▶ [Data lines]

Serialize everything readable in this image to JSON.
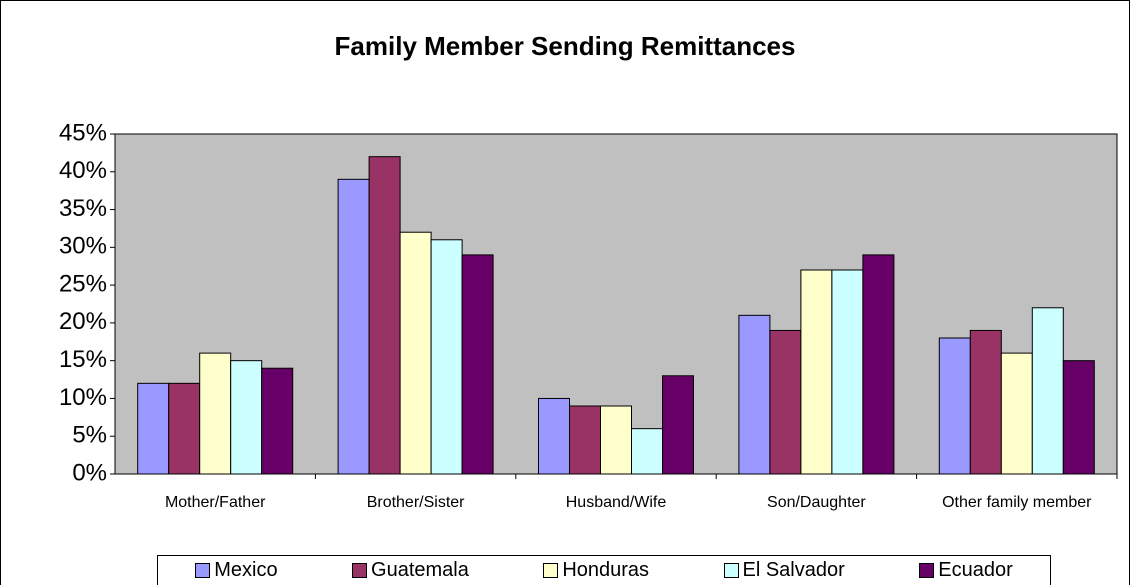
{
  "chart_data": {
    "type": "bar",
    "title": "Family Member Sending Remittances",
    "categories": [
      "Mother/Father",
      "Brother/Sister",
      "Husband/Wife",
      "Son/Daughter",
      "Other family member"
    ],
    "series": [
      {
        "name": "Mexico",
        "color": "#9999ff",
        "values": [
          12,
          39,
          10,
          21,
          18
        ]
      },
      {
        "name": "Guatemala",
        "color": "#993366",
        "values": [
          12,
          42,
          9,
          19,
          19
        ]
      },
      {
        "name": "Honduras",
        "color": "#ffffcc",
        "values": [
          16,
          32,
          9,
          27,
          16
        ]
      },
      {
        "name": "El Salvador",
        "color": "#ccffff",
        "values": [
          15,
          31,
          6,
          27,
          22
        ]
      },
      {
        "name": "Ecuador",
        "color": "#660066",
        "values": [
          14,
          29,
          13,
          29,
          15
        ]
      }
    ],
    "ylim": [
      0,
      45
    ],
    "yticks": [
      {
        "value": 0,
        "label": "0%"
      },
      {
        "value": 5,
        "label": "5%"
      },
      {
        "value": 10,
        "label": "10%"
      },
      {
        "value": 15,
        "label": "15%"
      },
      {
        "value": 20,
        "label": "20%"
      },
      {
        "value": 25,
        "label": "25%"
      },
      {
        "value": 30,
        "label": "30%"
      },
      {
        "value": 35,
        "label": "35%"
      },
      {
        "value": 40,
        "label": "40%"
      },
      {
        "value": 45,
        "label": "45%"
      }
    ],
    "grid": false,
    "plot_background": "#c0c0c0",
    "legend": "bottom"
  }
}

▶ [What the task requires] Working from the lines above, reproduce the material exactly and exclude its pictures.

▶ [Exercise output]
Serialize everything readable in this image to JSON.
{
  "chart_data": {
    "type": "bar",
    "title": "Family Member Sending Remittances",
    "categories": [
      "Mother/Father",
      "Brother/Sister",
      "Husband/Wife",
      "Son/Daughter",
      "Other family member"
    ],
    "series": [
      {
        "name": "Mexico",
        "color": "#9999ff",
        "values": [
          12,
          39,
          10,
          21,
          18
        ]
      },
      {
        "name": "Guatemala",
        "color": "#993366",
        "values": [
          12,
          42,
          9,
          19,
          19
        ]
      },
      {
        "name": "Honduras",
        "color": "#ffffcc",
        "values": [
          16,
          32,
          9,
          27,
          16
        ]
      },
      {
        "name": "El Salvador",
        "color": "#ccffff",
        "values": [
          15,
          31,
          6,
          27,
          22
        ]
      },
      {
        "name": "Ecuador",
        "color": "#660066",
        "values": [
          14,
          29,
          13,
          29,
          15
        ]
      }
    ],
    "ylim": [
      0,
      45
    ],
    "yticks": [
      {
        "value": 0,
        "label": "0%"
      },
      {
        "value": 5,
        "label": "5%"
      },
      {
        "value": 10,
        "label": "10%"
      },
      {
        "value": 15,
        "label": "15%"
      },
      {
        "value": 20,
        "label": "20%"
      },
      {
        "value": 25,
        "label": "25%"
      },
      {
        "value": 30,
        "label": "30%"
      },
      {
        "value": 35,
        "label": "35%"
      },
      {
        "value": 40,
        "label": "40%"
      },
      {
        "value": 45,
        "label": "45%"
      }
    ],
    "grid": false,
    "plot_background": "#c0c0c0",
    "legend": "bottom"
  }
}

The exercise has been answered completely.